Copy each line of the data below exactly, leaving out pictures.
===== Provided data
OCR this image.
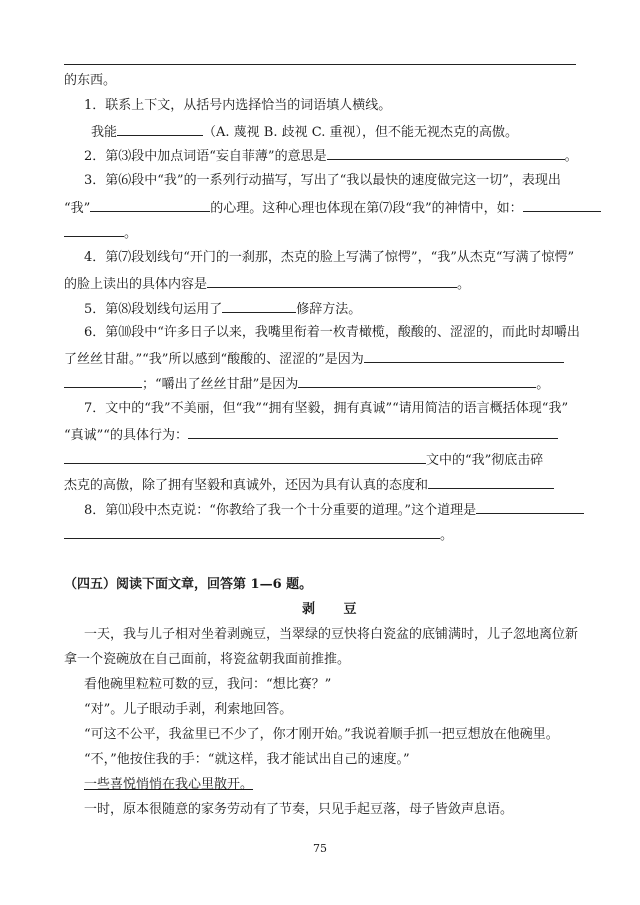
的东西。
1．联系上下文，从括号内选择恰当的词语填人横线。
我能	（A. 蔑视 B. 歧视 C. 重视），但不能无视杰克的高傲。
2．第⑶段中加点词语“妄自菲薄”的意思是	。
3．第⑹段中“我”的一系列行动描写，写出了“我以最快的速度做完这一切”，表现出
“我”	的心理。这种心理也体现在第⑺段“我”的神情中，如：
。
4．第⑺段划线句“开门的一刹那，杰克的脸上写满了惊愕”，“我”从杰克“写满了惊愕”
的脸上读出的具体内容是	。
5．第⑻段划线句运用了	修辞方法。
6．第⑽段中“许多日子以来，我嘴里衔着一枚青橄榄，酸酸的、涩涩的，而此时却嚼出
了丝丝甘甜。”“我”所以感到“酸酸的、涩涩的”是因为
；“嚼出了丝丝甘甜”是因为	。
7．文中的“我”不美丽，但“我”“拥有坚毅，拥有真诚”“请用简洁的语言概括体现“我”
“真诚”“的具体行为：
文中的“我”彻底击碎
杰克的高傲，除了拥有坚毅和真诚外，还因为具有认真的态度和
8．第⑾段中杰克说：“你教给了我一个十分重要的道理。”这个道理是
。
（四五）阅读下面文章，回答第 1—6 题。
剥 豆
一天，我与儿子相对坐着剥豌豆，当翠绿的豆快将白瓷盆的底铺满时，儿子忽地离位新
拿一个瓷碗放在自己面前，将瓷盆朝我面前推推。
看他碗里粒粒可数的豆，我问：“想比赛？”
“对”。儿子眼动手剥，利索地回答。
“可这不公平，我盆里已不少了，你才刚开始。”我说着顺手抓一把豆想放在他碗里。
“不，”他按住我的手：“就这样，我才能试出自己的速度。”
一些喜悦悄悄在我心里散开。
一时，原本很随意的家务劳动有了节奏，只见手起豆落，母子皆敛声息语。
75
==========
• [Exercise response]
OCR this image.
的东西。
1．联系上下文，从括号内选择恰当的词语填人横线。
我能	（A. 蔑视 B. 歧视 C. 重视），但不能无视杰克的高傲。
2．第⑶段中加点词语“妄自菲薄”的意思是	。
3．第⑹段中“我”的一系列行动描写，写出了“我以最快的速度做完这一切”，表现出
“我”	的心理。这种心理也体现在第⑺段“我”的神情中，如：
。
4．第⑺段划线句“开门的一刹那，杰克的脸上写满了惊愕”，“我”从杰克“写满了惊愕”
的脸上读出的具体内容是	。
5．第⑻段划线句运用了	修辞方法。
6．第⑽段中“许多日子以来，我嘴里衔着一枚青橄榄，酸酸的、涩涩的，而此时却嚼出
了丝丝甘甜。”“我”所以感到“酸酸的、涩涩的”是因为
；“嚼出了丝丝甘甜”是因为	。
7．文中的“我”不美丽，但“我”“拥有坚毅，拥有真诚”“请用简洁的语言概括体现“我”
“真诚”“的具体行为：
文中的“我”彻底击碎
杰克的高傲，除了拥有坚毅和真诚外，还因为具有认真的态度和
8．第⑾段中杰克说：“你教给了我一个十分重要的道理。”这个道理是
。
（四五）阅读下面文章，回答第 1—6 题。
剥 豆
一天，我与儿子相对坐着剥豌豆，当翠绿的豆快将白瓷盆的底铺满时，儿子忽地离位新
拿一个瓷碗放在自己面前，将瓷盆朝我面前推推。
看他碗里粒粒可数的豆，我问：“想比赛？”
“对”。儿子眼动手剥，利索地回答。
“可这不公平，我盆里已不少了，你才刚开始。”我说着顺手抓一把豆想放在他碗里。
“不，”他按住我的手：“就这样，我才能试出自己的速度。”
一些喜悦悄悄在我心里散开。
一时，原本很随意的家务劳动有了节奏，只见手起豆落，母子皆敛声息语。
75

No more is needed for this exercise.